[start of Listed records]

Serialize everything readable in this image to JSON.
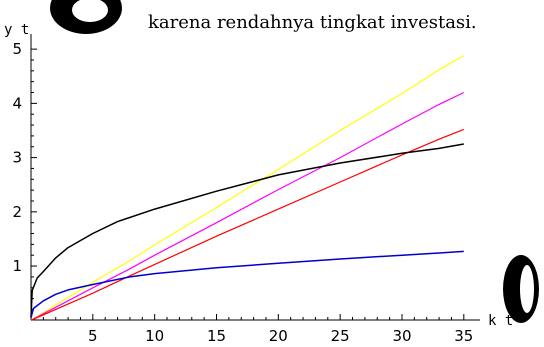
{
  "caption": "karena rendahnya tingkat investasi.",
  "chart_data": {
    "type": "line",
    "title": "",
    "xlabel": "k t",
    "ylabel": "y t",
    "xlim": [
      0,
      35.5
    ],
    "ylim": [
      -0.05,
      5.15
    ],
    "x_ticks": [
      5,
      10,
      15,
      20,
      25,
      30,
      35
    ],
    "y_ticks": [
      1,
      2,
      3,
      4,
      5
    ],
    "grid": false,
    "legend": "none",
    "series": [
      {
        "color": "#ffff00",
        "points": [
          [
            0,
            0
          ],
          [
            2,
            0.28
          ],
          [
            5,
            0.7
          ],
          [
            8,
            1.1
          ],
          [
            10,
            1.39
          ],
          [
            15,
            2.08
          ],
          [
            20,
            2.78
          ],
          [
            25,
            3.5
          ],
          [
            30,
            4.18
          ],
          [
            33,
            4.62
          ],
          [
            35,
            4.88
          ]
        ]
      },
      {
        "color": "#ff00ff",
        "points": [
          [
            0,
            0
          ],
          [
            2,
            0.24
          ],
          [
            5,
            0.6
          ],
          [
            8,
            0.95
          ],
          [
            10,
            1.2
          ],
          [
            15,
            1.8
          ],
          [
            20,
            2.41
          ],
          [
            25,
            3.0
          ],
          [
            30,
            3.62
          ],
          [
            33,
            3.98
          ],
          [
            35,
            4.2
          ]
        ]
      },
      {
        "color": "#ff0000",
        "points": [
          [
            0,
            0
          ],
          [
            2,
            0.2
          ],
          [
            5,
            0.5
          ],
          [
            8,
            0.82
          ],
          [
            10,
            1.03
          ],
          [
            15,
            1.55
          ],
          [
            20,
            2.05
          ],
          [
            25,
            2.55
          ],
          [
            30,
            3.05
          ],
          [
            33,
            3.34
          ],
          [
            35,
            3.52
          ]
        ]
      },
      {
        "color": "#000000",
        "points": [
          [
            0,
            0.05
          ],
          [
            0.1,
            0.55
          ],
          [
            0.5,
            0.78
          ],
          [
            1,
            0.9
          ],
          [
            2,
            1.15
          ],
          [
            3,
            1.34
          ],
          [
            5,
            1.6
          ],
          [
            7,
            1.82
          ],
          [
            10,
            2.05
          ],
          [
            15,
            2.38
          ],
          [
            20,
            2.68
          ],
          [
            25,
            2.9
          ],
          [
            30,
            3.08
          ],
          [
            33,
            3.17
          ],
          [
            35,
            3.25
          ]
        ]
      },
      {
        "color": "#0000cc",
        "points": [
          [
            0,
            0.05
          ],
          [
            0.2,
            0.22
          ],
          [
            1,
            0.36
          ],
          [
            2,
            0.48
          ],
          [
            3,
            0.56
          ],
          [
            5,
            0.66
          ],
          [
            8,
            0.8
          ],
          [
            10,
            0.86
          ],
          [
            15,
            0.97
          ],
          [
            20,
            1.05
          ],
          [
            25,
            1.13
          ],
          [
            30,
            1.2
          ],
          [
            33,
            1.24
          ],
          [
            35,
            1.27
          ]
        ]
      }
    ]
  }
}
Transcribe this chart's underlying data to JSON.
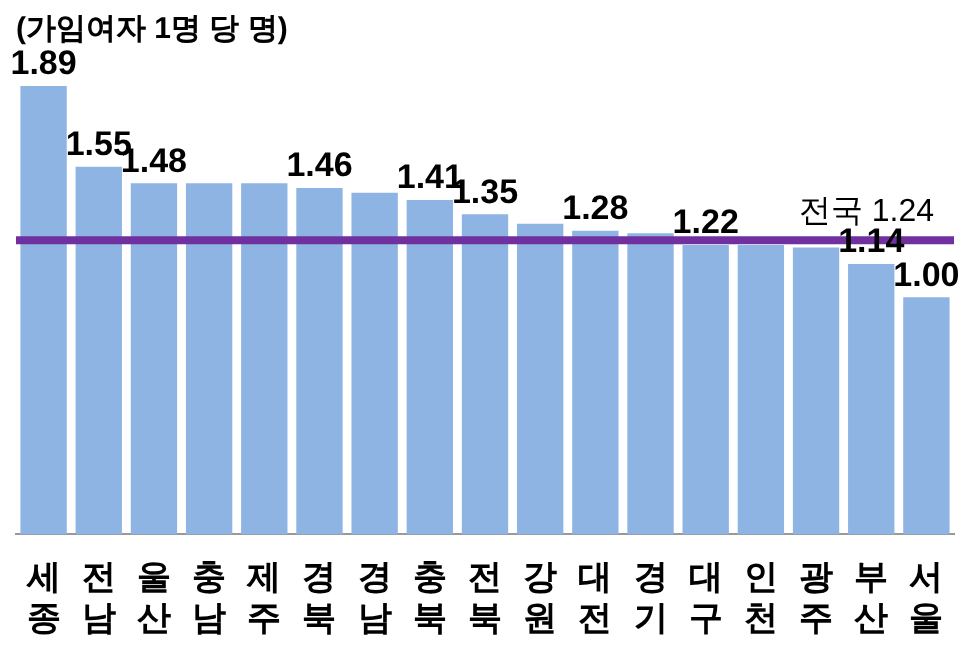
{
  "chart_data": {
    "type": "bar",
    "ylabel": "(가임여자 1명 당 명)",
    "categories": [
      "세종",
      "전남",
      "울산",
      "충남",
      "제주",
      "경북",
      "경남",
      "충북",
      "전북",
      "강원",
      "대전",
      "경기",
      "대구",
      "인천",
      "광주",
      "부산",
      "서울"
    ],
    "values": [
      1.89,
      1.55,
      1.48,
      1.48,
      1.48,
      1.46,
      1.44,
      1.41,
      1.35,
      1.31,
      1.28,
      1.27,
      1.22,
      1.22,
      1.21,
      1.14,
      1.0
    ],
    "value_labels": [
      "1.89",
      "1.55",
      "1.48",
      null,
      null,
      "1.46",
      null,
      "1.41",
      "1.35",
      null,
      "1.28",
      null,
      "1.22",
      null,
      null,
      "1.14",
      "1.00"
    ],
    "color": "#8eb4e3",
    "tick_labels": "x",
    "grid": false,
    "legend": false,
    "ref_lines": [
      {
        "axis": "y",
        "value": 1.24,
        "label": "전국 1.24",
        "color": "#7030a0"
      }
    ]
  }
}
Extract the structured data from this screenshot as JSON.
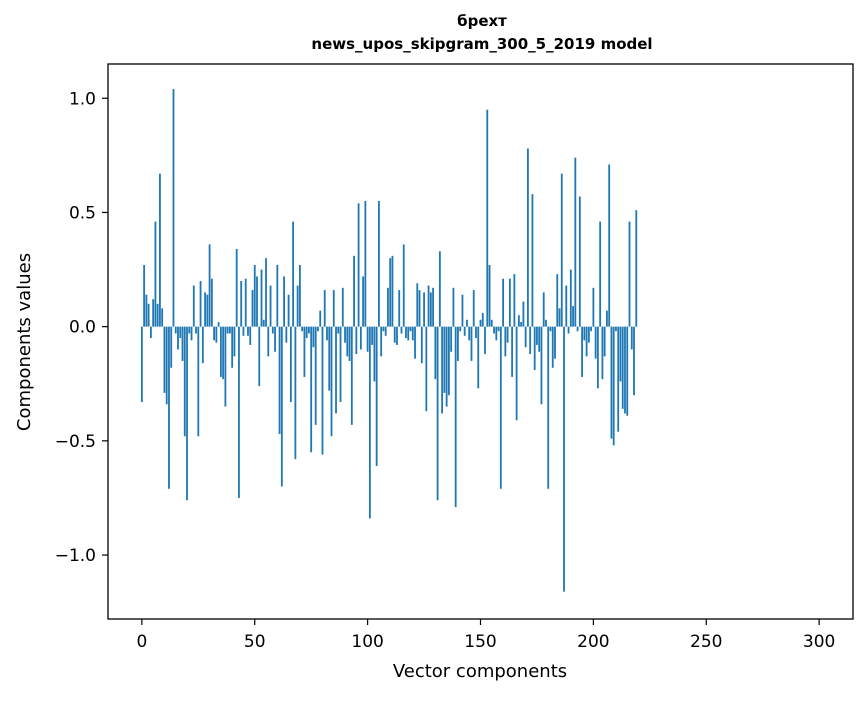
{
  "chart_data": {
    "type": "bar",
    "title": "брехт",
    "subtitle": "news_upos_skipgram_300_5_2019 model",
    "xlabel": "Vector components",
    "ylabel": "Components values",
    "xlim": [
      -15,
      315
    ],
    "ylim": [
      -1.28,
      1.15
    ],
    "xticks": [
      0,
      50,
      100,
      150,
      200,
      250,
      300
    ],
    "xtick_labels": [
      "0",
      "50",
      "100",
      "150",
      "200",
      "250",
      "300"
    ],
    "yticks": [
      -1.0,
      -0.5,
      0.0,
      0.5,
      1.0
    ],
    "ytick_labels": [
      "−1.0",
      "−0.5",
      "0.0",
      "0.5",
      "1.0"
    ],
    "grid": false,
    "bar_color": "#1f77b4",
    "series": [
      {
        "x_start": 0,
        "values": [
          -0.33,
          0.27,
          0.14,
          0.1,
          -0.05,
          0.12,
          0.46,
          0.1,
          0.67,
          0.08,
          -0.29,
          -0.34,
          -0.71,
          -0.18,
          1.04,
          -0.03,
          -0.1,
          -0.05,
          -0.15,
          -0.48,
          -0.76,
          -0.03,
          -0.06,
          0.18,
          -0.03,
          -0.48,
          0.2,
          -0.16,
          0.15,
          0.14,
          0.36,
          0.21,
          -0.06,
          -0.07,
          0.02,
          -0.22,
          -0.23,
          -0.35,
          -0.03,
          -0.03,
          -0.18,
          -0.13,
          0.34,
          -0.75,
          0.2,
          -0.04,
          0.21,
          -0.04,
          -0.08,
          0.16,
          0.27,
          0.22,
          -0.26,
          0.25,
          0.03,
          0.3,
          -0.13,
          0.18,
          -0.03,
          -0.11,
          0.27,
          -0.47,
          -0.7,
          0.22,
          -0.07,
          0.14,
          -0.33,
          0.46,
          -0.58,
          0.18,
          0.27,
          -0.02,
          -0.22,
          -0.05,
          -0.03,
          -0.55,
          -0.09,
          -0.43,
          -0.02,
          0.07,
          -0.56,
          0.16,
          -0.06,
          -0.28,
          -0.48,
          0.16,
          -0.38,
          -0.03,
          -0.33,
          0.17,
          -0.07,
          -0.13,
          -0.15,
          -0.43,
          0.31,
          -0.12,
          0.54,
          -0.1,
          0.22,
          0.55,
          -0.11,
          -0.84,
          -0.08,
          -0.24,
          -0.61,
          0.55,
          -0.13,
          -0.02,
          -0.04,
          0.17,
          0.3,
          0.31,
          -0.07,
          -0.08,
          0.16,
          -0.03,
          0.36,
          -0.05,
          -0.06,
          -0.02,
          -0.06,
          -0.14,
          0.19,
          0.16,
          -0.16,
          0.15,
          -0.37,
          0.18,
          0.15,
          0.17,
          -0.23,
          -0.76,
          0.33,
          -0.38,
          -0.29,
          -0.35,
          -0.3,
          -0.11,
          0.17,
          -0.79,
          -0.15,
          -0.02,
          0.14,
          -0.04,
          0.03,
          -0.06,
          -0.15,
          0.16,
          -0.05,
          -0.27,
          0.03,
          0.06,
          -0.12,
          0.95,
          0.27,
          0.03,
          -0.03,
          -0.06,
          -0.02,
          -0.71,
          0.21,
          -0.13,
          -0.07,
          0.21,
          -0.22,
          0.23,
          -0.41,
          0.05,
          0.02,
          0.11,
          -0.09,
          0.78,
          -0.12,
          0.58,
          -0.19,
          -0.08,
          -0.11,
          -0.34,
          0.15,
          0.03,
          -0.71,
          -0.02,
          -0.18,
          -0.14,
          0.23,
          0.08,
          0.67,
          -1.16,
          0.18,
          -0.03,
          0.25,
          0.09,
          0.74,
          -0.02,
          0.57,
          -0.22,
          -0.06,
          -0.13,
          -0.07,
          -0.02,
          0.17,
          -0.14,
          -0.27,
          0.46,
          -0.23,
          -0.13,
          0.07,
          0.71,
          -0.49,
          -0.52,
          -0.02,
          -0.46,
          -0.24,
          -0.36,
          -0.38,
          -0.39,
          0.46,
          -0.1,
          -0.3,
          0.51
        ]
      }
    ]
  }
}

[end of Listed records]

#### What the task asks
Read the data above and pull out each line that holds the string "xlabel".

#### Reply
    "xlabel": "k t",
    "xlabel": "Vector components",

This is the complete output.